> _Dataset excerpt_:
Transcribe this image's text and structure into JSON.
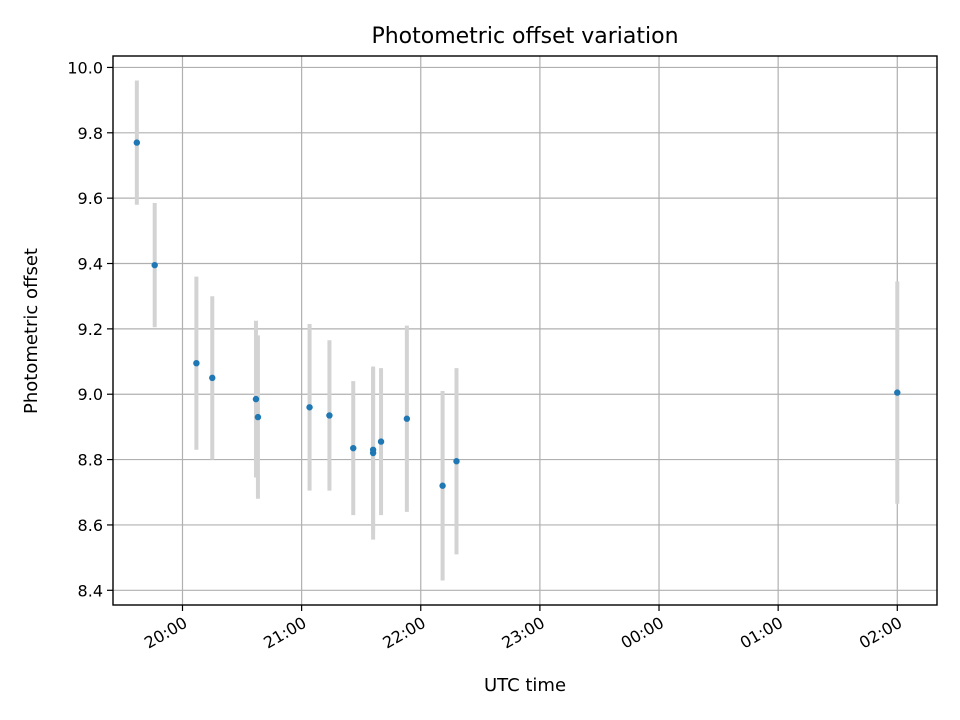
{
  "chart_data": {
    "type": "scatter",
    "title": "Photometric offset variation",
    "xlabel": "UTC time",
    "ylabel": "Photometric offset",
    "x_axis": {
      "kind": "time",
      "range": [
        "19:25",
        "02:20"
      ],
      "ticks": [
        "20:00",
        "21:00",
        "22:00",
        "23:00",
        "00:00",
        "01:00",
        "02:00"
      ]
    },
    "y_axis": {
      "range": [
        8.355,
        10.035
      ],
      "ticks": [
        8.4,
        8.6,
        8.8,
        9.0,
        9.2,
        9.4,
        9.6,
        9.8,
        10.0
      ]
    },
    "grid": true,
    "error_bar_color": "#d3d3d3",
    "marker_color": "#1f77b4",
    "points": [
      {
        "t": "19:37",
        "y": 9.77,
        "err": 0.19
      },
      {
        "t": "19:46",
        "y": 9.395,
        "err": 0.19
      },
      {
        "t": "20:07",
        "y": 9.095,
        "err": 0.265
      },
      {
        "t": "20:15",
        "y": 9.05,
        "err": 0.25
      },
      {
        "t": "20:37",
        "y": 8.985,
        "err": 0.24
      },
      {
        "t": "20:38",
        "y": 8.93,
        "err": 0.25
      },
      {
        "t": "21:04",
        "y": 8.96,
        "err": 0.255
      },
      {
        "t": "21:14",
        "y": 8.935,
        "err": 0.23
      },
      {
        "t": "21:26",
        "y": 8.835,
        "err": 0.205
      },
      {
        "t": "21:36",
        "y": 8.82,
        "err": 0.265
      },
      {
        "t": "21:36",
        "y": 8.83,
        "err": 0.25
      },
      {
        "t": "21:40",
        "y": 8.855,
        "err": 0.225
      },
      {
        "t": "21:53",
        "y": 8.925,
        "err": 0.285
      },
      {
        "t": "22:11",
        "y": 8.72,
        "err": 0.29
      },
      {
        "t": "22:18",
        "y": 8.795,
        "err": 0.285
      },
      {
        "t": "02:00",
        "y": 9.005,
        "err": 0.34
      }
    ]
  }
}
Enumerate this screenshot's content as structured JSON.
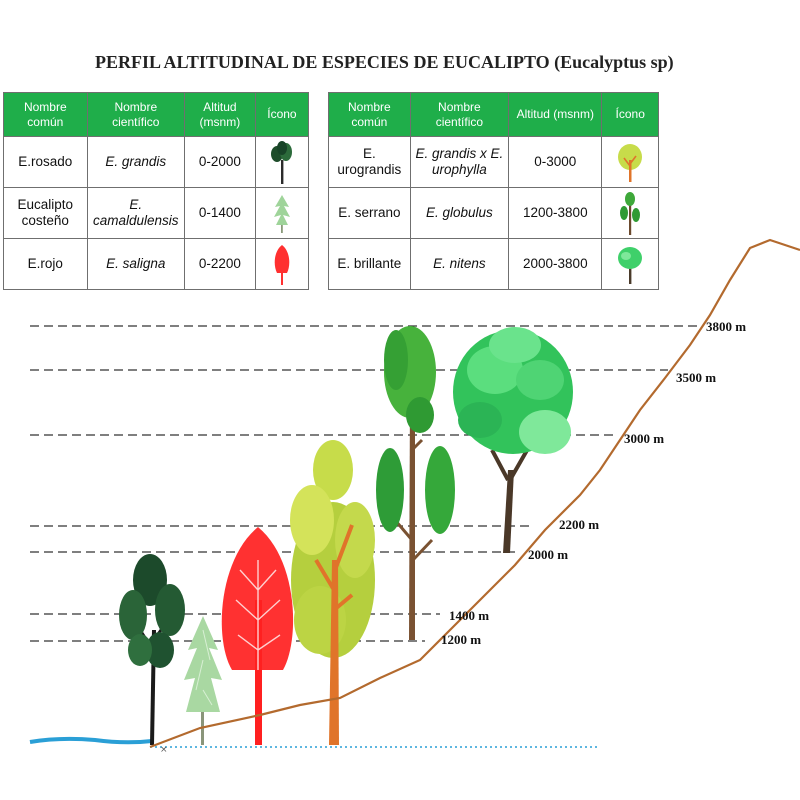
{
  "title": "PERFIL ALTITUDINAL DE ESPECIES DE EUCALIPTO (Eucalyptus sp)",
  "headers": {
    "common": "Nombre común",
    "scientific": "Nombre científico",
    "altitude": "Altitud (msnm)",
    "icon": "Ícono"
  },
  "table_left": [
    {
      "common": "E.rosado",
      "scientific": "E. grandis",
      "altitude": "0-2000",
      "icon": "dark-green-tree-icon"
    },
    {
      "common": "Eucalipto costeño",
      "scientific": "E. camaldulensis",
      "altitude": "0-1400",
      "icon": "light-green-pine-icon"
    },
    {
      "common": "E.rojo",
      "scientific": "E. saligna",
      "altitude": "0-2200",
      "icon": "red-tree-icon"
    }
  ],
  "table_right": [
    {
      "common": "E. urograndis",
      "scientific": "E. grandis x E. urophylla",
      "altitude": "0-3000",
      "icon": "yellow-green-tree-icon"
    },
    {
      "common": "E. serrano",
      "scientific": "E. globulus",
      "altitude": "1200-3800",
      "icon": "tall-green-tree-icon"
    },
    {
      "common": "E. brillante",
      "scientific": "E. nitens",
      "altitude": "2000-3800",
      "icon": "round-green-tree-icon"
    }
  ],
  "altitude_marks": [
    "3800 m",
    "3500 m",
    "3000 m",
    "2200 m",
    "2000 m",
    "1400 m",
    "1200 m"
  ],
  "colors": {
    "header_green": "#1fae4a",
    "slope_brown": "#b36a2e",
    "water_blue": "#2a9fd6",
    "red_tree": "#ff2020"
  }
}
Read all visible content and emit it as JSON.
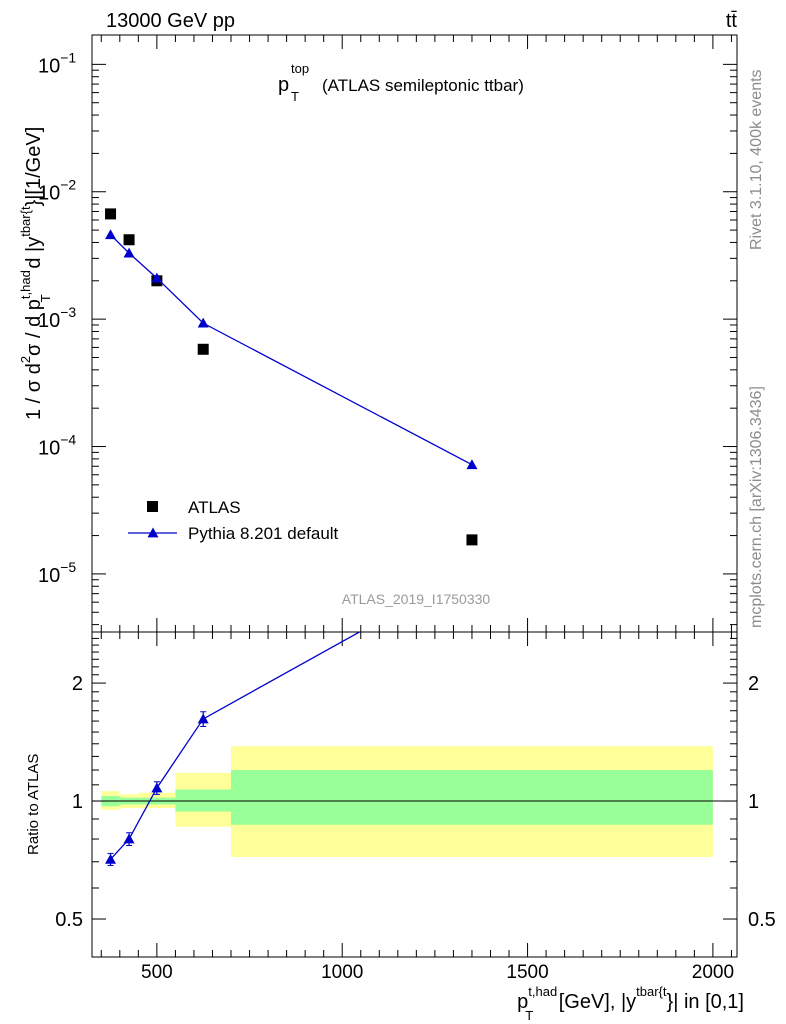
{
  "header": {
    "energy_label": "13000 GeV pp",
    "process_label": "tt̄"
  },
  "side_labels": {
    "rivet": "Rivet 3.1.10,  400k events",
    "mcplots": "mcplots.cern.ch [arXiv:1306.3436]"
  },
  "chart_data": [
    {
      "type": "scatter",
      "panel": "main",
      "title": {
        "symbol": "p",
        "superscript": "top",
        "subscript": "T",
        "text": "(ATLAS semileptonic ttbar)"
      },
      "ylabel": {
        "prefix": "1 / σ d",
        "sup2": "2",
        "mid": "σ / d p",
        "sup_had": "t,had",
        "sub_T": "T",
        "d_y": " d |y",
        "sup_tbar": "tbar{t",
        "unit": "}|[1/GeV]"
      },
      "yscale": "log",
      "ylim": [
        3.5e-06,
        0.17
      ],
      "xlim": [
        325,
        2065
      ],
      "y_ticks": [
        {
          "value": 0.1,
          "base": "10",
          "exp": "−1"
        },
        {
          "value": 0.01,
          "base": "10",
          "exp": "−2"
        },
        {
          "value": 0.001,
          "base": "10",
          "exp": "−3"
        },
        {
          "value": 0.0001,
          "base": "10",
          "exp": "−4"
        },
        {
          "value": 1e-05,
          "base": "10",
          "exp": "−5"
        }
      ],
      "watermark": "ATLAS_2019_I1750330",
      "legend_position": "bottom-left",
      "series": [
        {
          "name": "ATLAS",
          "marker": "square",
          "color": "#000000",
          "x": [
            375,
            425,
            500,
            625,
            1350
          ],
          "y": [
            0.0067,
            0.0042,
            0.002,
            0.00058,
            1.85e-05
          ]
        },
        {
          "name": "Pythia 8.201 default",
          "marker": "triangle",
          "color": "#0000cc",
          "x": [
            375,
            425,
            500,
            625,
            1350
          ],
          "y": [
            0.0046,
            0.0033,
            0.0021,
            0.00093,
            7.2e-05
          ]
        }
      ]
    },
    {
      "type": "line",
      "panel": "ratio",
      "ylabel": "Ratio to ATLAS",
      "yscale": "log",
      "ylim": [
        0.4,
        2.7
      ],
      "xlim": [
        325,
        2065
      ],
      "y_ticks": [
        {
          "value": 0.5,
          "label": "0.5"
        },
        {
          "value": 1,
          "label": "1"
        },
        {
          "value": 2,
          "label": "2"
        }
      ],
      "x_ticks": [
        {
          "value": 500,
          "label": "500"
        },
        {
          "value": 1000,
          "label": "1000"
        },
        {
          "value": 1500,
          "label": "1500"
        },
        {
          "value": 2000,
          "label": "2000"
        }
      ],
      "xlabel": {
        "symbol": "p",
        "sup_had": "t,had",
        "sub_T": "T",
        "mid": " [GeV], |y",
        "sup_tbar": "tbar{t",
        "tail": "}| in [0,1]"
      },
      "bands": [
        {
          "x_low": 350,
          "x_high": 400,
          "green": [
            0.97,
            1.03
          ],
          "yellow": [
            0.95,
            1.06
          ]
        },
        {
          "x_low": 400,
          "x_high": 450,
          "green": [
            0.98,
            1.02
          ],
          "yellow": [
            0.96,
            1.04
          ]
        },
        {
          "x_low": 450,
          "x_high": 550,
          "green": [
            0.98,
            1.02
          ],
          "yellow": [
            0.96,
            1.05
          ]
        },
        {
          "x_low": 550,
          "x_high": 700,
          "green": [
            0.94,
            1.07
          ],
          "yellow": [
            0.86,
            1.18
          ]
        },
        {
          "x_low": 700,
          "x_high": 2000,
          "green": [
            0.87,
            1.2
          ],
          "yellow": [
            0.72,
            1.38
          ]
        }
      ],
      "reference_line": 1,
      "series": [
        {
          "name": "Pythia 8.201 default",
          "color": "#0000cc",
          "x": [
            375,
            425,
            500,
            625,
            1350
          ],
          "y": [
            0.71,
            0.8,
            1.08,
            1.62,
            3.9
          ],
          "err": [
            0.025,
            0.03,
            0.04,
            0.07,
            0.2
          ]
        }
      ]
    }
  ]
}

> _WHAT THIS TASK INVOLVES_:
Leave the pictures out and copy the rest of the data exactly.

> _EXERCISE ANSWER_:
Transcribe this image's text and structure into JSON.
{
  "chart_data": {
    "type": "scatter",
    "title": "Photometric offset variation",
    "xlabel": "UTC time",
    "ylabel": "Photometric offset",
    "x_axis": {
      "kind": "time",
      "range": [
        "19:25",
        "02:20"
      ],
      "ticks": [
        "20:00",
        "21:00",
        "22:00",
        "23:00",
        "00:00",
        "01:00",
        "02:00"
      ]
    },
    "y_axis": {
      "range": [
        8.355,
        10.035
      ],
      "ticks": [
        8.4,
        8.6,
        8.8,
        9.0,
        9.2,
        9.4,
        9.6,
        9.8,
        10.0
      ]
    },
    "grid": true,
    "error_bar_color": "#d3d3d3",
    "marker_color": "#1f77b4",
    "points": [
      {
        "t": "19:37",
        "y": 9.77,
        "err": 0.19
      },
      {
        "t": "19:46",
        "y": 9.395,
        "err": 0.19
      },
      {
        "t": "20:07",
        "y": 9.095,
        "err": 0.265
      },
      {
        "t": "20:15",
        "y": 9.05,
        "err": 0.25
      },
      {
        "t": "20:37",
        "y": 8.985,
        "err": 0.24
      },
      {
        "t": "20:38",
        "y": 8.93,
        "err": 0.25
      },
      {
        "t": "21:04",
        "y": 8.96,
        "err": 0.255
      },
      {
        "t": "21:14",
        "y": 8.935,
        "err": 0.23
      },
      {
        "t": "21:26",
        "y": 8.835,
        "err": 0.205
      },
      {
        "t": "21:36",
        "y": 8.82,
        "err": 0.265
      },
      {
        "t": "21:36",
        "y": 8.83,
        "err": 0.25
      },
      {
        "t": "21:40",
        "y": 8.855,
        "err": 0.225
      },
      {
        "t": "21:53",
        "y": 8.925,
        "err": 0.285
      },
      {
        "t": "22:11",
        "y": 8.72,
        "err": 0.29
      },
      {
        "t": "22:18",
        "y": 8.795,
        "err": 0.285
      },
      {
        "t": "02:00",
        "y": 9.005,
        "err": 0.34
      }
    ]
  }
}
Enumerate this screenshot's content as structured JSON.
{
  "title": "PERFIL ALTITUDINAL DE ESPECIES DE EUCALIPTO (Eucalyptus sp)",
  "headers": {
    "common": "Nombre común",
    "scientific": "Nombre científico",
    "altitude": "Altitud (msnm)",
    "icon": "Ícono"
  },
  "table_left": [
    {
      "common": "E.rosado",
      "scientific": "E. grandis",
      "altitude": "0-2000",
      "icon": "dark-green-tree-icon"
    },
    {
      "common": "Eucalipto costeño",
      "scientific": "E. camaldulensis",
      "altitude": "0-1400",
      "icon": "light-green-pine-icon"
    },
    {
      "common": "E.rojo",
      "scientific": "E. saligna",
      "altitude": "0-2200",
      "icon": "red-tree-icon"
    }
  ],
  "table_right": [
    {
      "common": "E. urograndis",
      "scientific": "E. grandis x E. urophylla",
      "altitude": "0-3000",
      "icon": "yellow-green-tree-icon"
    },
    {
      "common": "E. serrano",
      "scientific": "E. globulus",
      "altitude": "1200-3800",
      "icon": "tall-green-tree-icon"
    },
    {
      "common": "E. brillante",
      "scientific": "E. nitens",
      "altitude": "2000-3800",
      "icon": "round-green-tree-icon"
    }
  ],
  "altitude_marks": [
    "3800 m",
    "3500 m",
    "3000 m",
    "2200 m",
    "2000 m",
    "1400 m",
    "1200 m"
  ],
  "colors": {
    "header_green": "#1fae4a",
    "slope_brown": "#b36a2e",
    "water_blue": "#2a9fd6",
    "red_tree": "#ff2020"
  }
}
Read all visible content and emit it as JSON.
{
  "header": {
    "energy_label": "13000 GeV pp",
    "process_label": "tt̄"
  },
  "side_labels": {
    "rivet": "Rivet 3.1.10,  400k events",
    "mcplots": "mcplots.cern.ch [arXiv:1306.3436]"
  },
  "chart_data": [
    {
      "type": "scatter",
      "panel": "main",
      "title": {
        "symbol": "p",
        "superscript": "top",
        "subscript": "T",
        "text": "(ATLAS semileptonic ttbar)"
      },
      "ylabel": {
        "prefix": "1 / σ d",
        "sup2": "2",
        "mid": "σ / d p",
        "sup_had": "t,had",
        "sub_T": "T",
        "d_y": " d |y",
        "sup_tbar": "tbar{t",
        "unit": "}|[1/GeV]"
      },
      "yscale": "log",
      "ylim": [
        3.5e-06,
        0.17
      ],
      "xlim": [
        325,
        2065
      ],
      "y_ticks": [
        {
          "value": 0.1,
          "base": "10",
          "exp": "−1"
        },
        {
          "value": 0.01,
          "base": "10",
          "exp": "−2"
        },
        {
          "value": 0.001,
          "base": "10",
          "exp": "−3"
        },
        {
          "value": 0.0001,
          "base": "10",
          "exp": "−4"
        },
        {
          "value": 1e-05,
          "base": "10",
          "exp": "−5"
        }
      ],
      "watermark": "ATLAS_2019_I1750330",
      "legend_position": "bottom-left",
      "series": [
        {
          "name": "ATLAS",
          "marker": "square",
          "color": "#000000",
          "x": [
            375,
            425,
            500,
            625,
            1350
          ],
          "y": [
            0.0067,
            0.0042,
            0.002,
            0.00058,
            1.85e-05
          ]
        },
        {
          "name": "Pythia 8.201 default",
          "marker": "triangle",
          "color": "#0000cc",
          "x": [
            375,
            425,
            500,
            625,
            1350
          ],
          "y": [
            0.0046,
            0.0033,
            0.0021,
            0.00093,
            7.2e-05
          ]
        }
      ]
    },
    {
      "type": "line",
      "panel": "ratio",
      "ylabel": "Ratio to ATLAS",
      "yscale": "log",
      "ylim": [
        0.4,
        2.7
      ],
      "xlim": [
        325,
        2065
      ],
      "y_ticks": [
        {
          "value": 0.5,
          "label": "0.5"
        },
        {
          "value": 1,
          "label": "1"
        },
        {
          "value": 2,
          "label": "2"
        }
      ],
      "x_ticks": [
        {
          "value": 500,
          "label": "500"
        },
        {
          "value": 1000,
          "label": "1000"
        },
        {
          "value": 1500,
          "label": "1500"
        },
        {
          "value": 2000,
          "label": "2000"
        }
      ],
      "xlabel": {
        "symbol": "p",
        "sup_had": "t,had",
        "sub_T": "T",
        "mid": " [GeV], |y",
        "sup_tbar": "tbar{t",
        "tail": "}| in [0,1]"
      },
      "bands": [
        {
          "x_low": 350,
          "x_high": 400,
          "green": [
            0.97,
            1.03
          ],
          "yellow": [
            0.95,
            1.06
          ]
        },
        {
          "x_low": 400,
          "x_high": 450,
          "green": [
            0.98,
            1.02
          ],
          "yellow": [
            0.96,
            1.04
          ]
        },
        {
          "x_low": 450,
          "x_high": 550,
          "green": [
            0.98,
            1.02
          ],
          "yellow": [
            0.96,
            1.05
          ]
        },
        {
          "x_low": 550,
          "x_high": 700,
          "green": [
            0.94,
            1.07
          ],
          "yellow": [
            0.86,
            1.18
          ]
        },
        {
          "x_low": 700,
          "x_high": 2000,
          "green": [
            0.87,
            1.2
          ],
          "yellow": [
            0.72,
            1.38
          ]
        }
      ],
      "reference_line": 1,
      "series": [
        {
          "name": "Pythia 8.201 default",
          "color": "#0000cc",
          "x": [
            375,
            425,
            500,
            625,
            1350
          ],
          "y": [
            0.71,
            0.8,
            1.08,
            1.62,
            3.9
          ],
          "err": [
            0.025,
            0.03,
            0.04,
            0.07,
            0.2
          ]
        }
      ]
    }
  ]
}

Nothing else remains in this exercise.